> _YOUR INSTRUCTIONS_:
From the entries that follow, pick out all lines holding "this".

> _Extracted data entries_:
=======

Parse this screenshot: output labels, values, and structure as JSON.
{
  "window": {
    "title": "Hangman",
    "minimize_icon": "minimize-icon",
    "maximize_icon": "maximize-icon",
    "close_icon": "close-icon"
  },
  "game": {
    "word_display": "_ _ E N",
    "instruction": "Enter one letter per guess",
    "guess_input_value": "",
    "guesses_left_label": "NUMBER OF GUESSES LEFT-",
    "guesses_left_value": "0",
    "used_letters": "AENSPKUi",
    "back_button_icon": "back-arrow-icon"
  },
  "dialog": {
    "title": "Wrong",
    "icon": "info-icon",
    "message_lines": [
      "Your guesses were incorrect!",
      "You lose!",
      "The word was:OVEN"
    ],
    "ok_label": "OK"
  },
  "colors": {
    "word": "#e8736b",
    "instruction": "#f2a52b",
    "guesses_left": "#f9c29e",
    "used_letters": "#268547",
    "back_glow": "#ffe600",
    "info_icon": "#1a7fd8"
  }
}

=======

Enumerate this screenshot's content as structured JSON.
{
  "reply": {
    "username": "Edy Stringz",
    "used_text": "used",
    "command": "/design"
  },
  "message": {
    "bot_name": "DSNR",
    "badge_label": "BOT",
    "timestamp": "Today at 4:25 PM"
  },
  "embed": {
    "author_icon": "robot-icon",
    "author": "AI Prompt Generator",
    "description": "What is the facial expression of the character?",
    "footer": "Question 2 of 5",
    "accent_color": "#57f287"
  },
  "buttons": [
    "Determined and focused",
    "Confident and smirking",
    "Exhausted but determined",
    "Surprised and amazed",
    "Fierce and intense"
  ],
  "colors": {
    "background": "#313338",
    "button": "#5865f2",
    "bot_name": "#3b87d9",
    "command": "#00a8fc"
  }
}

=======

> _TASK ANSWER_:
Parse this screenshot: output labels, values, and structure as JSON.
Enumerate this screenshot's content as structured JSON.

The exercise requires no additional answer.